• STATED PROBLEM: Retype the listing that follows, exactly as written.

:: PROVIDED RECORDS ::

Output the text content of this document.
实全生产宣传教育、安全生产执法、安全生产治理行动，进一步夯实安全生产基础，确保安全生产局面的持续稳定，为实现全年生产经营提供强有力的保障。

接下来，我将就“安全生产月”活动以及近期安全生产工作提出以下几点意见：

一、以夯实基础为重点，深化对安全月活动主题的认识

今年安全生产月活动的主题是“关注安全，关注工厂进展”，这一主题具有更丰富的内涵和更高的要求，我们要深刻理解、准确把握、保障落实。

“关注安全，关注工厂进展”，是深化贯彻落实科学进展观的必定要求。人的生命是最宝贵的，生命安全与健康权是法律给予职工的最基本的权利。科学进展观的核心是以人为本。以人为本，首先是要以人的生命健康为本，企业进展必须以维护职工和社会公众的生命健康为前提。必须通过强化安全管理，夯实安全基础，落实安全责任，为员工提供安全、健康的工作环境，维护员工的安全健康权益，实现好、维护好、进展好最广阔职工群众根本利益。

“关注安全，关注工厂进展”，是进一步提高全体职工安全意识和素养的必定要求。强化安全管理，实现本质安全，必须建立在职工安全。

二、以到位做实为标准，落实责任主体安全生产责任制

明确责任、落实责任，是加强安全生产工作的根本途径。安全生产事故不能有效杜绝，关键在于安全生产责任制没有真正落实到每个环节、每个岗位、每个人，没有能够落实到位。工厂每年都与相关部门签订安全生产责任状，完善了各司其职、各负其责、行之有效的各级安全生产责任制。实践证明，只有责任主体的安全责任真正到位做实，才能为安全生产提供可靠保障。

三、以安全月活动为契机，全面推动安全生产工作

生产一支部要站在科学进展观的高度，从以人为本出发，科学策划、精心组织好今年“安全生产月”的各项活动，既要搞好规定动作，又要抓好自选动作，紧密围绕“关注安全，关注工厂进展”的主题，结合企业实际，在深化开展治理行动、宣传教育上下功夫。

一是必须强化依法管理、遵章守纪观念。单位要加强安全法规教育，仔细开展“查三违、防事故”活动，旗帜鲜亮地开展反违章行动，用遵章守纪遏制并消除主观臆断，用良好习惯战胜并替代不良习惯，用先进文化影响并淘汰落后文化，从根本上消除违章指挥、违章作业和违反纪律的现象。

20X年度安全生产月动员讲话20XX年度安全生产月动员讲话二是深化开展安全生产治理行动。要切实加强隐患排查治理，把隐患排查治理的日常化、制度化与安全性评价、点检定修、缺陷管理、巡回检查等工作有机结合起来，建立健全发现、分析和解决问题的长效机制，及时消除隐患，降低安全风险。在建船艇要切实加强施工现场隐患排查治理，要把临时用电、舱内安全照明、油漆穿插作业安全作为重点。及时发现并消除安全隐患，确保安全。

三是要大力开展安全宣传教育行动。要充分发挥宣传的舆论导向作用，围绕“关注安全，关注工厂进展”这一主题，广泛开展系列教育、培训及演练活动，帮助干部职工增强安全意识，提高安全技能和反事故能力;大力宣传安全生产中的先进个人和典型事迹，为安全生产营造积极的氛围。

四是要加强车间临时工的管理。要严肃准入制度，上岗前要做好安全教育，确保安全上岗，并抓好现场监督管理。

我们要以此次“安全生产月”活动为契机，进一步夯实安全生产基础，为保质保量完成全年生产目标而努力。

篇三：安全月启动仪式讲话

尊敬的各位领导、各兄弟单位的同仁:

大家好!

:::

• CORRECT RESPONSE:
Output the text content of this document.
实全生产宣传教育、安全生产执法、安全生产治理行动，进一步夯实安全生产基础，确保安全生产局面的持续稳定，为实现全年生产经营提供强有力的保障。

接下来，我将就“安全生产月”活动以及近期安全生产工作提出以下几点意见：

一、以夯实基础为重点，深化对安全月活动主题的认识

今年安全生产月活动的主题是“关注安全，关注工厂进展”，这一主题具有更丰富的内涵和更高的要求，我们要深刻理解、准确把握、保障落实。

“关注安全，关注工厂进展”，是深化贯彻落实科学进展观的必定要求。人的生命是最宝贵的，生命安全与健康权是法律给予职工的最基本的权利。科学进展观的核心是以人为本。以人为本，首先是要以人的生命健康为本，企业进展必须以维护职工和社会公众的生命健康为前提。必须通过强化安全管理，夯实安全基础，落实安全责任，为员工提供安全、健康的工作环境，维护员工的安全健康权益，实现好、维护好、进展好最广阔职工群众根本利益。

“关注安全，关注工厂进展”，是进一步提高全体职工安全意识和素养的必定要求。强化安全管理，实现本质安全，必须建立在职工安全。

二、以到位做实为标准，落实责任主体安全生产责任制

明确责任、落实责任，是加强安全生产工作的根本途径。安全生产事故不能有效杜绝，关键在于安全生产责任制没有真正落实到每个环节、每个岗位、每个人，没有能够落实到位。工厂每年都与相关部门签订安全生产责任状，完善了各司其职、各负其责、行之有效的各级安全生产责任制。实践证明，只有责任主体的安全责任真正到位做实，才能为安全生产提供可靠保障。

三、以安全月活动为契机，全面推动安全生产工作

生产一支部要站在科学进展观的高度，从以人为本出发，科学策划、精心组织好今年“安全生产月”的各项活动，既要搞好规定动作，又要抓好自选动作，紧密围绕“关注安全，关注工厂进展”的主题，结合企业实际，在深化开展治理行动、宣传教育上下功夫。

一是必须强化依法管理、遵章守纪观念。单位要加强安全法规教育，仔细开展“查三违、防事故”活动，旗帜鲜亮地开展反违章行动，用遵章守纪遏制并消除主观臆断，用良好习惯战胜并替代不良习惯，用先进文化影响并淘汰落后文化，从根本上消除违章指挥、违章作业和违反纪律的现象。

20X年度安全生产月动员讲话20XX年度安全生产月动员讲话二是深化开展安全生产治理行动。要切实加强隐患排查治理，把隐患排查治理的日常化、制度化与安全性评价、点检定修、缺陷管理、巡回检查等工作有机结合起来，建立健全发现、分析和解决问题的长效机制，及时消除隐患，降低安全风险。在建船艇要切实加强施工现场隐患排查治理，要把临时用电、舱内安全照明、油漆穿插作业安全作为重点。及时发现并消除安全隐患，确保安全。

三是要大力开展安全宣传教育行动。要充分发挥宣传的舆论导向作用，围绕“关注安全，关注工厂进展”这一主题，广泛开展系列教育、培训及演练活动，帮助干部职工增强安全意识，提高安全技能和反事故能力;大力宣传安全生产中的先进个人和典型事迹，为安全生产营造积极的氛围。

四是要加强车间临时工的管理。要严肃准入制度，上岗前要做好安全教育，确保安全上岗，并抓好现场监督管理。

我们要以此次“安全生产月”活动为契机，进一步夯实安全生产基础，为保质保量完成全年生产目标而努力。

篇三：安全月启动仪式讲话

尊敬的各位领导、各兄弟单位的同仁:

大家好!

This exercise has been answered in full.